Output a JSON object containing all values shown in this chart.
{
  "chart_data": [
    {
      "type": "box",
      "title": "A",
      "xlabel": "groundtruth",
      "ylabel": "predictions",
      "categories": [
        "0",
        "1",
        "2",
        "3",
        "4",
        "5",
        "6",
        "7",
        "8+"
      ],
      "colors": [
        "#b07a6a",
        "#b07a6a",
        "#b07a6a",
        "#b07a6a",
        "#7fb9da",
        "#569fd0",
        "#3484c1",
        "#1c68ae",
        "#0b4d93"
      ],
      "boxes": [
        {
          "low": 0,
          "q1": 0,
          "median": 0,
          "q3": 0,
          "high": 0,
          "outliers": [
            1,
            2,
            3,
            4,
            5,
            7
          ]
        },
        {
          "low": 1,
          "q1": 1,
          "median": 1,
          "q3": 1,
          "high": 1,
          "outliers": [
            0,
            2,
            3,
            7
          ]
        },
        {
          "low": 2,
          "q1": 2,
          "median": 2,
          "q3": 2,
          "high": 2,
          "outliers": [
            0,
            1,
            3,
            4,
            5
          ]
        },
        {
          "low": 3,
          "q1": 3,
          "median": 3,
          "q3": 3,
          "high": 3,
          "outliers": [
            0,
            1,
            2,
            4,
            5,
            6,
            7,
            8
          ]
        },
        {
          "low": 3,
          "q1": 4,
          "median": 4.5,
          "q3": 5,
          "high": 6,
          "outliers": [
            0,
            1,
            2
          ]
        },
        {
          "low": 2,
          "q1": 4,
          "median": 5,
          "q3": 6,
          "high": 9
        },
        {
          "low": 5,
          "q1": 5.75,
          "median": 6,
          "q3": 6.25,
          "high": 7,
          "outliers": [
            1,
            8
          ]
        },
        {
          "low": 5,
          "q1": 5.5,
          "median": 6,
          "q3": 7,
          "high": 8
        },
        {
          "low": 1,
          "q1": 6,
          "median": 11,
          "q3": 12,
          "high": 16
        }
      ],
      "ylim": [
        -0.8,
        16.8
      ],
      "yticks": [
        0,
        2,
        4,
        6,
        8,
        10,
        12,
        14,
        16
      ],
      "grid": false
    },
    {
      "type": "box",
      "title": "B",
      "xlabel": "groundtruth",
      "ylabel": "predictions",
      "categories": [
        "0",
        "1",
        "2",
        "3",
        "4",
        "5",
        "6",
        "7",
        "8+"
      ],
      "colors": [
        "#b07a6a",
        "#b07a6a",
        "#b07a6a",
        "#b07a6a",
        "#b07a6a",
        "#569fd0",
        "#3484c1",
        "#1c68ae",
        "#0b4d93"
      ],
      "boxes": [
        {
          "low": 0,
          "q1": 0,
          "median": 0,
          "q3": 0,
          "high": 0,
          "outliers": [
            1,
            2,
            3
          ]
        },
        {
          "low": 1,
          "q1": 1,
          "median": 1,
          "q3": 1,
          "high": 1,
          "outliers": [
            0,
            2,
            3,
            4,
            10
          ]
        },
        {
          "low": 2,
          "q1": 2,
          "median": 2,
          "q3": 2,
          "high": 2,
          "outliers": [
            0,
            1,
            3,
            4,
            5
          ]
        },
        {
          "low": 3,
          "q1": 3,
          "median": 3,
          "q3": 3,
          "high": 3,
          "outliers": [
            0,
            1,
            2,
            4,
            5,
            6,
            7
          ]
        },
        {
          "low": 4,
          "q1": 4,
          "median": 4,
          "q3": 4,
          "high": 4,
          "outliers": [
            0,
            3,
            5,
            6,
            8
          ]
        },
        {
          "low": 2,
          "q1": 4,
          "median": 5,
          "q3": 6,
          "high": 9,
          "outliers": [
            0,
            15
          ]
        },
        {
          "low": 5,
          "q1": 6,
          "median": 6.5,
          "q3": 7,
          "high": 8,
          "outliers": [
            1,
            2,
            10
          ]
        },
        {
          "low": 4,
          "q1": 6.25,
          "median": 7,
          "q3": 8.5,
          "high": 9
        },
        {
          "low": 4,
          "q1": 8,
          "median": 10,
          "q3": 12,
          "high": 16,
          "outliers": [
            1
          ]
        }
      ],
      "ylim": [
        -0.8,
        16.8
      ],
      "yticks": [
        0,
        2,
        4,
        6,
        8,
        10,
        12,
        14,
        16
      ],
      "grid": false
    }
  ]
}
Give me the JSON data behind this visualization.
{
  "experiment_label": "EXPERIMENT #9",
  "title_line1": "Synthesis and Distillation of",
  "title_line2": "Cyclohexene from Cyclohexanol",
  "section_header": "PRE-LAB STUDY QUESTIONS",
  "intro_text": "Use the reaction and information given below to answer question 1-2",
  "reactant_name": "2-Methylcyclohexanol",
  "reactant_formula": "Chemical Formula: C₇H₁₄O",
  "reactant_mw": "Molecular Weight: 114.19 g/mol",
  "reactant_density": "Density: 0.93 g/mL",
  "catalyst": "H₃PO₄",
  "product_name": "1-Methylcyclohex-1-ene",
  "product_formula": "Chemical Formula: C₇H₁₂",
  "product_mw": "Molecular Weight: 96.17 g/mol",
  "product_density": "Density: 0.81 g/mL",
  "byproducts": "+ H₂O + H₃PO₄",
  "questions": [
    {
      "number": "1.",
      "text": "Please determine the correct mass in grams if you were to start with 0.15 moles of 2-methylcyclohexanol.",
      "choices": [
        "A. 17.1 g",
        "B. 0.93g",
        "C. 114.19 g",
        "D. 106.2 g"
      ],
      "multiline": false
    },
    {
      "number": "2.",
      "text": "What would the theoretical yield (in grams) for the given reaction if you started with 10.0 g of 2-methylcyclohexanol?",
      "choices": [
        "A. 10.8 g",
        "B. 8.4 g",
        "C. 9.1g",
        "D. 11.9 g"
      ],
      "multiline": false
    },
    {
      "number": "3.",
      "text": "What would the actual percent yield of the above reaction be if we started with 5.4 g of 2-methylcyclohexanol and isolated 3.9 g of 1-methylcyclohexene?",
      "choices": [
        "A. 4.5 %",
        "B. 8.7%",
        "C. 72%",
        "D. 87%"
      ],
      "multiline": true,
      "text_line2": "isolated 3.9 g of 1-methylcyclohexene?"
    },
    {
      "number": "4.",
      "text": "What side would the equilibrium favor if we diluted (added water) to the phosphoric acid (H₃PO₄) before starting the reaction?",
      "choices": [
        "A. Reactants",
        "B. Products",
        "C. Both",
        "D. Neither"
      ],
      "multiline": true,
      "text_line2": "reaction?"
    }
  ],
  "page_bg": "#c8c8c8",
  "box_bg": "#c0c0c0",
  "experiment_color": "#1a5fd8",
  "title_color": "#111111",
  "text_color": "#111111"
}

__________

WHAT IS NEEDED: Reproduce the data shown above exactly.

SOLUTION:
Output a JSON object containing all values shown in this chart.
{
  "chart_data": [
    {
      "type": "box",
      "title": "A",
      "xlabel": "groundtruth",
      "ylabel": "predictions",
      "categories": [
        "0",
        "1",
        "2",
        "3",
        "4",
        "5",
        "6",
        "7",
        "8+"
      ],
      "colors": [
        "#b07a6a",
        "#b07a6a",
        "#b07a6a",
        "#b07a6a",
        "#7fb9da",
        "#569fd0",
        "#3484c1",
        "#1c68ae",
        "#0b4d93"
      ],
      "boxes": [
        {
          "low": 0,
          "q1": 0,
          "median": 0,
          "q3": 0,
          "high": 0,
          "outliers": [
            1,
            2,
            3,
            4,
            5,
            7
          ]
        },
        {
          "low": 1,
          "q1": 1,
          "median": 1,
          "q3": 1,
          "high": 1,
          "outliers": [
            0,
            2,
            3,
            7
          ]
        },
        {
          "low": 2,
          "q1": 2,
          "median": 2,
          "q3": 2,
          "high": 2,
          "outliers": [
            0,
            1,
            3,
            4,
            5
          ]
        },
        {
          "low": 3,
          "q1": 3,
          "median": 3,
          "q3": 3,
          "high": 3,
          "outliers": [
            0,
            1,
            2,
            4,
            5,
            6,
            7,
            8
          ]
        },
        {
          "low": 3,
          "q1": 4,
          "median": 4.5,
          "q3": 5,
          "high": 6,
          "outliers": [
            0,
            1,
            2
          ]
        },
        {
          "low": 2,
          "q1": 4,
          "median": 5,
          "q3": 6,
          "high": 9
        },
        {
          "low": 5,
          "q1": 5.75,
          "median": 6,
          "q3": 6.25,
          "high": 7,
          "outliers": [
            1,
            8
          ]
        },
        {
          "low": 5,
          "q1": 5.5,
          "median": 6,
          "q3": 7,
          "high": 8
        },
        {
          "low": 1,
          "q1": 6,
          "median": 11,
          "q3": 12,
          "high": 16
        }
      ],
      "ylim": [
        -0.8,
        16.8
      ],
      "yticks": [
        0,
        2,
        4,
        6,
        8,
        10,
        12,
        14,
        16
      ],
      "grid": false
    },
    {
      "type": "box",
      "title": "B",
      "xlabel": "groundtruth",
      "ylabel": "predictions",
      "categories": [
        "0",
        "1",
        "2",
        "3",
        "4",
        "5",
        "6",
        "7",
        "8+"
      ],
      "colors": [
        "#b07a6a",
        "#b07a6a",
        "#b07a6a",
        "#b07a6a",
        "#b07a6a",
        "#569fd0",
        "#3484c1",
        "#1c68ae",
        "#0b4d93"
      ],
      "boxes": [
        {
          "low": 0,
          "q1": 0,
          "median": 0,
          "q3": 0,
          "high": 0,
          "outliers": [
            1,
            2,
            3
          ]
        },
        {
          "low": 1,
          "q1": 1,
          "median": 1,
          "q3": 1,
          "high": 1,
          "outliers": [
            0,
            2,
            3,
            4,
            10
          ]
        },
        {
          "low": 2,
          "q1": 2,
          "median": 2,
          "q3": 2,
          "high": 2,
          "outliers": [
            0,
            1,
            3,
            4,
            5
          ]
        },
        {
          "low": 3,
          "q1": 3,
          "median": 3,
          "q3": 3,
          "high": 3,
          "outliers": [
            0,
            1,
            2,
            4,
            5,
            6,
            7
          ]
        },
        {
          "low": 4,
          "q1": 4,
          "median": 4,
          "q3": 4,
          "high": 4,
          "outliers": [
            0,
            3,
            5,
            6,
            8
          ]
        },
        {
          "low": 2,
          "q1": 4,
          "median": 5,
          "q3": 6,
          "high": 9,
          "outliers": [
            0,
            15
          ]
        },
        {
          "low": 5,
          "q1": 6,
          "median": 6.5,
          "q3": 7,
          "high": 8,
          "outliers": [
            1,
            2,
            10
          ]
        },
        {
          "low": 4,
          "q1": 6.25,
          "median": 7,
          "q3": 8.5,
          "high": 9
        },
        {
          "low": 4,
          "q1": 8,
          "median": 10,
          "q3": 12,
          "high": 16,
          "outliers": [
            1
          ]
        }
      ],
      "ylim": [
        -0.8,
        16.8
      ],
      "yticks": [
        0,
        2,
        4,
        6,
        8,
        10,
        12,
        14,
        16
      ],
      "grid": false
    }
  ]
}
Give me the JSON data behind this visualization.
{
  "experiment_label": "EXPERIMENT #9",
  "title_line1": "Synthesis and Distillation of",
  "title_line2": "Cyclohexene from Cyclohexanol",
  "section_header": "PRE-LAB STUDY QUESTIONS",
  "intro_text": "Use the reaction and information given below to answer question 1-2",
  "reactant_name": "2-Methylcyclohexanol",
  "reactant_formula": "Chemical Formula: C₇H₁₄O",
  "reactant_mw": "Molecular Weight: 114.19 g/mol",
  "reactant_density": "Density: 0.93 g/mL",
  "catalyst": "H₃PO₄",
  "product_name": "1-Methylcyclohex-1-ene",
  "product_formula": "Chemical Formula: C₇H₁₂",
  "product_mw": "Molecular Weight: 96.17 g/mol",
  "product_density": "Density: 0.81 g/mL",
  "byproducts": "+ H₂O + H₃PO₄",
  "questions": [
    {
      "number": "1.",
      "text": "Please determine the correct mass in grams if you were to start with 0.15 moles of 2-methylcyclohexanol.",
      "choices": [
        "A. 17.1 g",
        "B. 0.93g",
        "C. 114.19 g",
        "D. 106.2 g"
      ],
      "multiline": false
    },
    {
      "number": "2.",
      "text": "What would the theoretical yield (in grams) for the given reaction if you started with 10.0 g of 2-methylcyclohexanol?",
      "choices": [
        "A. 10.8 g",
        "B. 8.4 g",
        "C. 9.1g",
        "D. 11.9 g"
      ],
      "multiline": false
    },
    {
      "number": "3.",
      "text": "What would the actual percent yield of the above reaction be if we started with 5.4 g of 2-methylcyclohexanol and isolated 3.9 g of 1-methylcyclohexene?",
      "choices": [
        "A. 4.5 %",
        "B. 8.7%",
        "C. 72%",
        "D. 87%"
      ],
      "multiline": true,
      "text_line2": "isolated 3.9 g of 1-methylcyclohexene?"
    },
    {
      "number": "4.",
      "text": "What side would the equilibrium favor if we diluted (added water) to the phosphoric acid (H₃PO₄) before starting the reaction?",
      "choices": [
        "A. Reactants",
        "B. Products",
        "C. Both",
        "D. Neither"
      ],
      "multiline": true,
      "text_line2": "reaction?"
    }
  ],
  "page_bg": "#c8c8c8",
  "box_bg": "#c0c0c0",
  "experiment_color": "#1a5fd8",
  "title_color": "#111111",
  "text_color": "#111111"
}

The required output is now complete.